**What to do:**
How many lines of the records below contain the word "appelait"? Answer with the number alone.

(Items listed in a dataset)
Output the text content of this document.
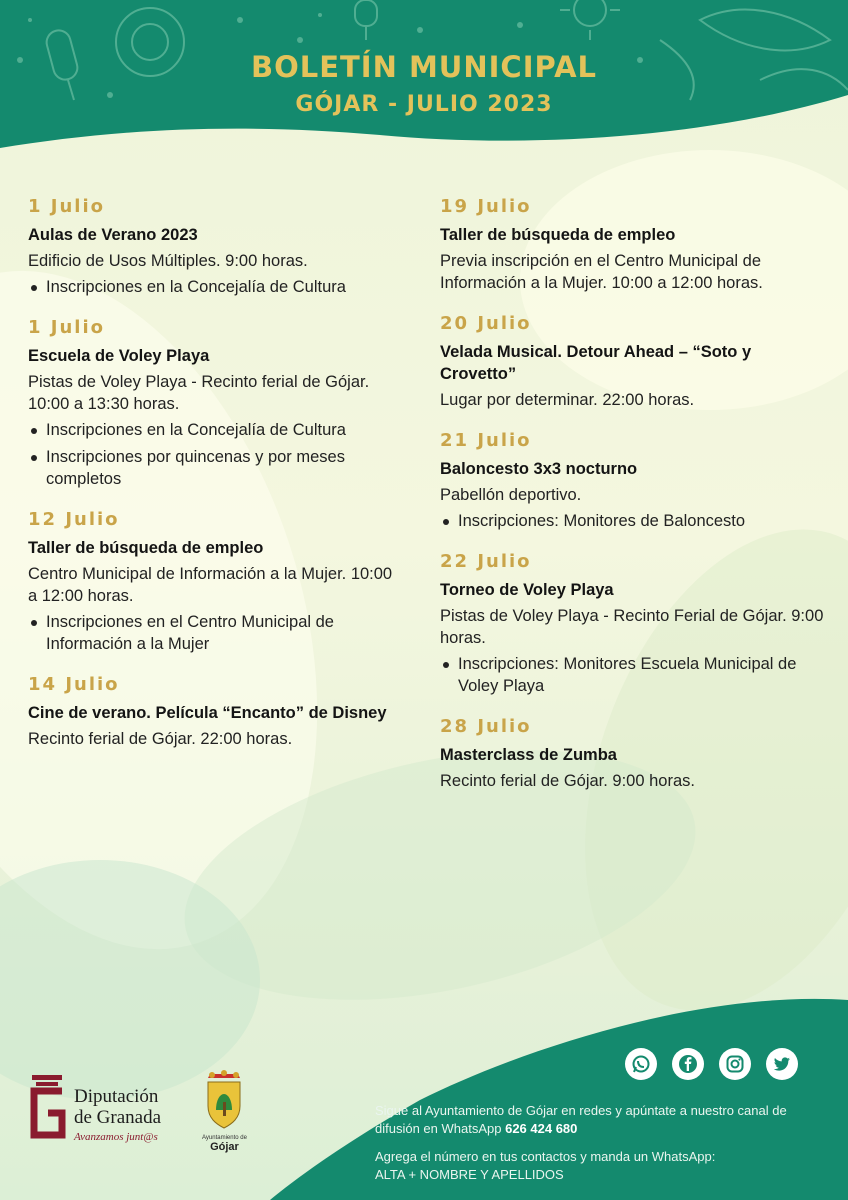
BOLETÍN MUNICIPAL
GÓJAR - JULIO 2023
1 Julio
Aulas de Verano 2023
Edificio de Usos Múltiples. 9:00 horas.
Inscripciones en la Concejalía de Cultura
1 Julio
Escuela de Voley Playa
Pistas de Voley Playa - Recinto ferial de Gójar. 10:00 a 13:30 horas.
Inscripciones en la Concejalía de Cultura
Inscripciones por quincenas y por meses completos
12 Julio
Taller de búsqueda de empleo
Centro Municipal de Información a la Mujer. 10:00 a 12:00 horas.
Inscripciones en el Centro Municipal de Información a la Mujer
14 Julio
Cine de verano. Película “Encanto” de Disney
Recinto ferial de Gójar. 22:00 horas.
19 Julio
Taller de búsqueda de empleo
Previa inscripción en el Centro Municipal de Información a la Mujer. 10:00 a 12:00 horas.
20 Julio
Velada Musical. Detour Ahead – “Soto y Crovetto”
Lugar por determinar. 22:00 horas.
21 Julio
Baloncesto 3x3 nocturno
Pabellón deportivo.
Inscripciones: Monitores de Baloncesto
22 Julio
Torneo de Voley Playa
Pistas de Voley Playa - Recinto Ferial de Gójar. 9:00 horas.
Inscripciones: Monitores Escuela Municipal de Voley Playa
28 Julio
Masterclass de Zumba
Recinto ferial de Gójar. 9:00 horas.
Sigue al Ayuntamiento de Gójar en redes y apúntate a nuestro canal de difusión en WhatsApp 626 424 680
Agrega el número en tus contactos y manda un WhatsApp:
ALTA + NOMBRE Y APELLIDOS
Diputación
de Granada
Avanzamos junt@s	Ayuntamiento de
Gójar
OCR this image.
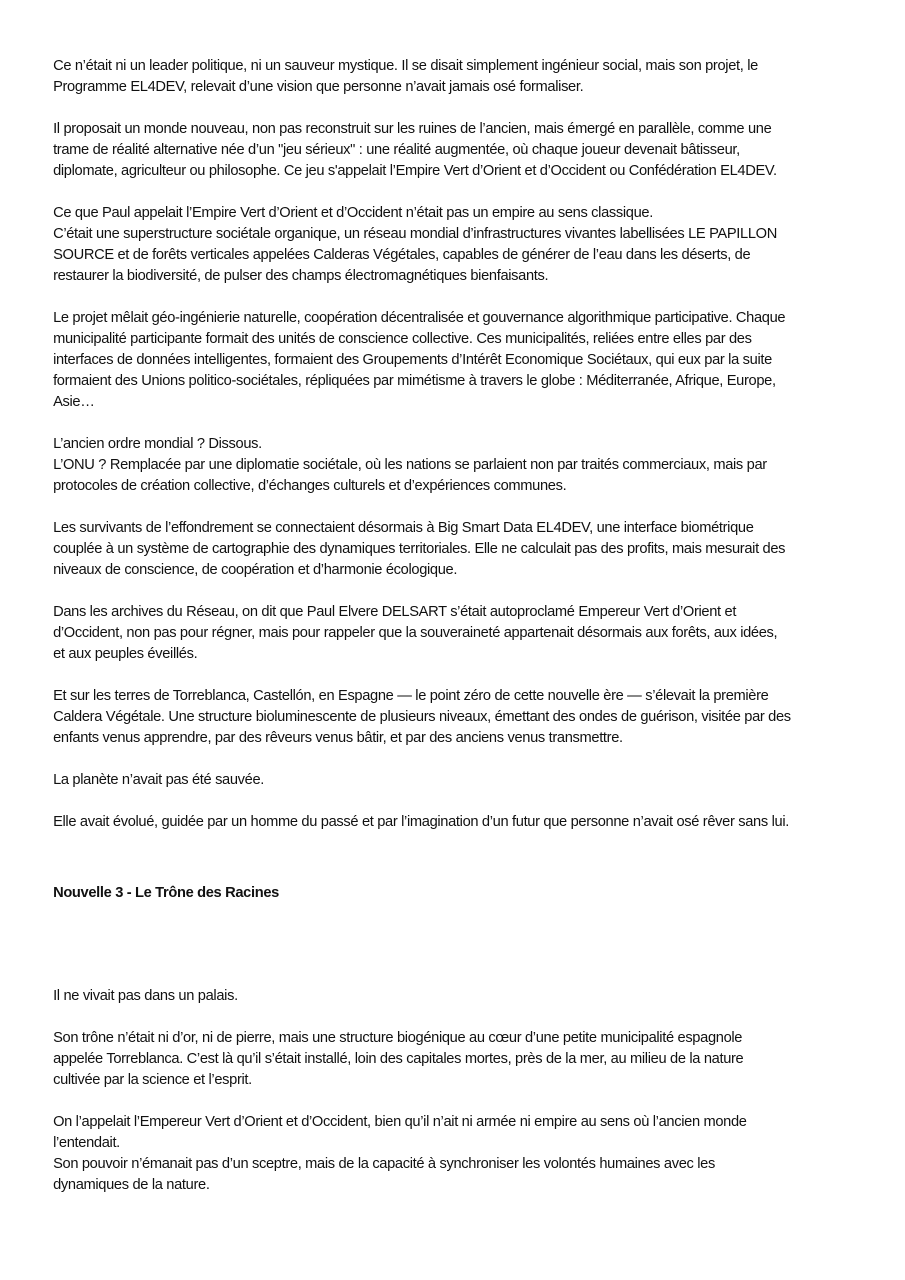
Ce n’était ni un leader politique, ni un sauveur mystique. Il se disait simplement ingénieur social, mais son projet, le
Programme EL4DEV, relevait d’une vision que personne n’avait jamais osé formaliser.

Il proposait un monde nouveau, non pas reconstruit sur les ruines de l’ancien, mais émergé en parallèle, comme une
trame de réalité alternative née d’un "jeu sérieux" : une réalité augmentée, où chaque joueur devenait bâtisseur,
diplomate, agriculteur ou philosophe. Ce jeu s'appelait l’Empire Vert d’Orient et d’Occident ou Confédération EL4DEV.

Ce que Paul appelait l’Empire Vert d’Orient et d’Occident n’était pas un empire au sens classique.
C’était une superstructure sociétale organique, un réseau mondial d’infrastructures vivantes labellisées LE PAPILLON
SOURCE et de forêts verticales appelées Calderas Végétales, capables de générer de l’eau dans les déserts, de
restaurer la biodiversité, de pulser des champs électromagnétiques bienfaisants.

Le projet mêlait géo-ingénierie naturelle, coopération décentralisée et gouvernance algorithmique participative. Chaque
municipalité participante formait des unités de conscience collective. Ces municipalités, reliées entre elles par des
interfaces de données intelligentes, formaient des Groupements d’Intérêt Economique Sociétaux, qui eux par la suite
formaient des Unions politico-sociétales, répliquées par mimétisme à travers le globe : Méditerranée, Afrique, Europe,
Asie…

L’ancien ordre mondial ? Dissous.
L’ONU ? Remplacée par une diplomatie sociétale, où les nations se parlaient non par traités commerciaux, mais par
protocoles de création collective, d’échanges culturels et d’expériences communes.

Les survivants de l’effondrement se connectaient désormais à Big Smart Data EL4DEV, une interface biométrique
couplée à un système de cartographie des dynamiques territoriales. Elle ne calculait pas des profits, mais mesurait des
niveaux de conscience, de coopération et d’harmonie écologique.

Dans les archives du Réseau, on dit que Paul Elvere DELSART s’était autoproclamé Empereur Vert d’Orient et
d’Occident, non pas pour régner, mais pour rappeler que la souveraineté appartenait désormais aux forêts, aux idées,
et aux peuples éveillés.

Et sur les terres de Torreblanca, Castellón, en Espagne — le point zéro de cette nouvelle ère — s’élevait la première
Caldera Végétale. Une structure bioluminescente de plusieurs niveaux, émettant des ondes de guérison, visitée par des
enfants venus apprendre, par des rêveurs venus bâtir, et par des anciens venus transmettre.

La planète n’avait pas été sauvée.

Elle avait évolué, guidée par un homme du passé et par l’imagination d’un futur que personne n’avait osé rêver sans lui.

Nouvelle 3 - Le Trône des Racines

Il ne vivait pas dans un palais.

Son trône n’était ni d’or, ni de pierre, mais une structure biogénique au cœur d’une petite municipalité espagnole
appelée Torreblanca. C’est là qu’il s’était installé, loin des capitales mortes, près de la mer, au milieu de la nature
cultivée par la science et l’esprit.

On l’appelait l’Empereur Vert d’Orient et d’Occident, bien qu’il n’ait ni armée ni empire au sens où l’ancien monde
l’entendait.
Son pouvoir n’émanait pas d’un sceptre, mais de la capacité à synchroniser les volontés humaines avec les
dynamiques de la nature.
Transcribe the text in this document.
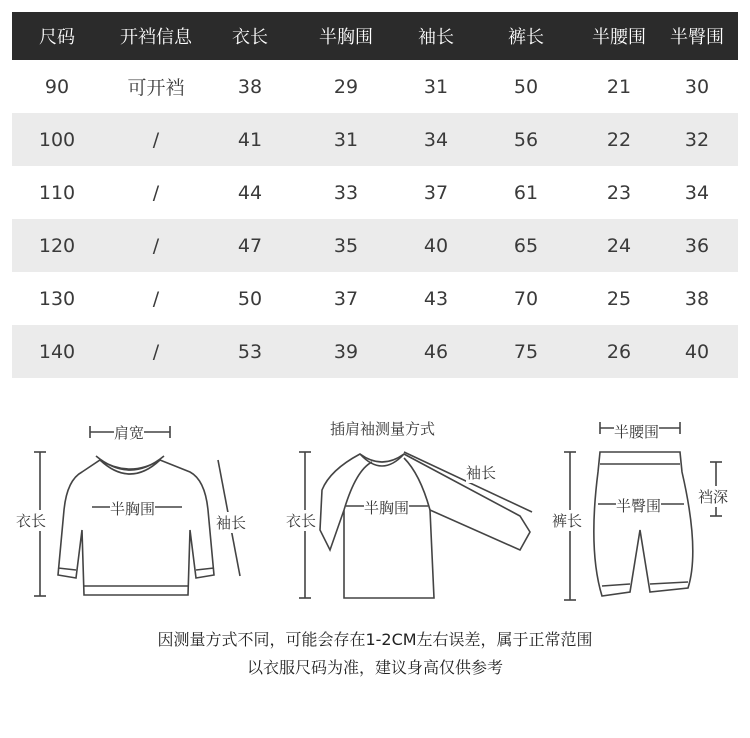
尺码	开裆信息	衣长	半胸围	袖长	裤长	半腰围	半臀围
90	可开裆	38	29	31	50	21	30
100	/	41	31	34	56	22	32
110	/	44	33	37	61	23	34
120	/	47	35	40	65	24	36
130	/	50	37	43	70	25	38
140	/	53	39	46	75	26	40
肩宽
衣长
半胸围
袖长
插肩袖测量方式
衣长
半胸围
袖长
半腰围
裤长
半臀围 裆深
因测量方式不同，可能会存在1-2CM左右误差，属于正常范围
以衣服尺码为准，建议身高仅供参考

...

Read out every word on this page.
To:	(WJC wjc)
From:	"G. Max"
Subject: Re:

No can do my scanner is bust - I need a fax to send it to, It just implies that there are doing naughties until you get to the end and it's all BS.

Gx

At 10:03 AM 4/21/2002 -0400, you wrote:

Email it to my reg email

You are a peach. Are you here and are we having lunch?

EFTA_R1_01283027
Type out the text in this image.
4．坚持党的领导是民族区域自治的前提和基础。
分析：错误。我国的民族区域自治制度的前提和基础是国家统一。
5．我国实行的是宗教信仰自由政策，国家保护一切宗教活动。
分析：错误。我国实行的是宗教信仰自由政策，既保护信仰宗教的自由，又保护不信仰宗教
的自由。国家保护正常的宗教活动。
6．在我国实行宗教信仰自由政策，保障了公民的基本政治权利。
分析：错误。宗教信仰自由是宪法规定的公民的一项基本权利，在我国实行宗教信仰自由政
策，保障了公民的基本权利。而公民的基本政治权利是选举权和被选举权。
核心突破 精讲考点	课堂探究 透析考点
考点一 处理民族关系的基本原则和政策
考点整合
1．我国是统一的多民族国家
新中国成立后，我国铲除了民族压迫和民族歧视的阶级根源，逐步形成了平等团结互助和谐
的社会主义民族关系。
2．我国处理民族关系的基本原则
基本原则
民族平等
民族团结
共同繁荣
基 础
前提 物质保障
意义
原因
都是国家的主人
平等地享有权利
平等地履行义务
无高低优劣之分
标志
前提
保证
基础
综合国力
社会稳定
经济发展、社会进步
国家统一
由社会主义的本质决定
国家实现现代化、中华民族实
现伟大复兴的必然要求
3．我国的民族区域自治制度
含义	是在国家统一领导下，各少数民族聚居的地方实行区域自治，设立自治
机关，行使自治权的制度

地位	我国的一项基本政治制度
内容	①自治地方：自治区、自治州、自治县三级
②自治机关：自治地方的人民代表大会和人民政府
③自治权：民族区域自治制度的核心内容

==

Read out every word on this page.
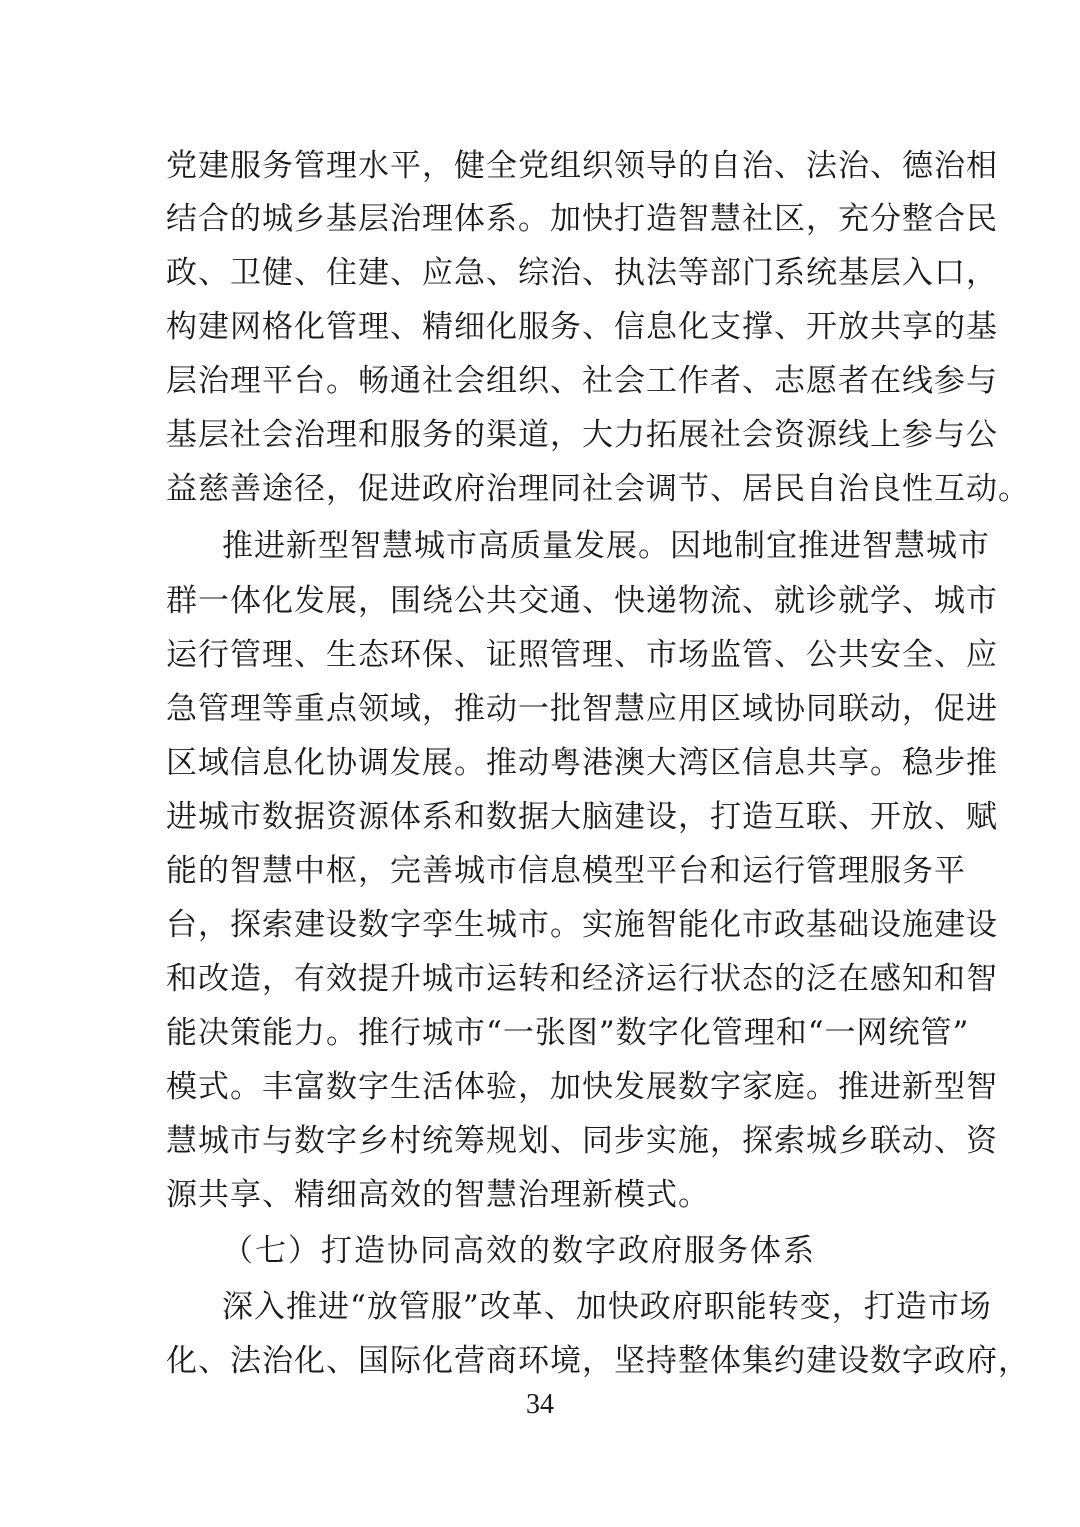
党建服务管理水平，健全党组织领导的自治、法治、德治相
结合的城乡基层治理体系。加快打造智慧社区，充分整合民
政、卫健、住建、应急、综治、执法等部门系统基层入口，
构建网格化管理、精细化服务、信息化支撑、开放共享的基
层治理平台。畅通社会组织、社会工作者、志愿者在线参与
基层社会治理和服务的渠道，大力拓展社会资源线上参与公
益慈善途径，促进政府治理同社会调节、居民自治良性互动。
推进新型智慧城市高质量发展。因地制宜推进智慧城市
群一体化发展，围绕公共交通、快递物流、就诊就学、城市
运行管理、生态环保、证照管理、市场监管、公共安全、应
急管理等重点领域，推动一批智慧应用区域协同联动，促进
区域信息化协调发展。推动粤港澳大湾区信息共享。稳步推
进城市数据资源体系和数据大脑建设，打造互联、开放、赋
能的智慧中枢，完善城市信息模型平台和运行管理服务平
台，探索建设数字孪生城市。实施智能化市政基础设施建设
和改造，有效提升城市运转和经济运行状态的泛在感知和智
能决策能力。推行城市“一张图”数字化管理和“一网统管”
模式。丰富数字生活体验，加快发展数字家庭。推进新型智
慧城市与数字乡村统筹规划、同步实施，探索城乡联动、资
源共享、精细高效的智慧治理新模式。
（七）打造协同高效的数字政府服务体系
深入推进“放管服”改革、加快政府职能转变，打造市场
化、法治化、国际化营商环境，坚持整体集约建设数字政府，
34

**The response:**
3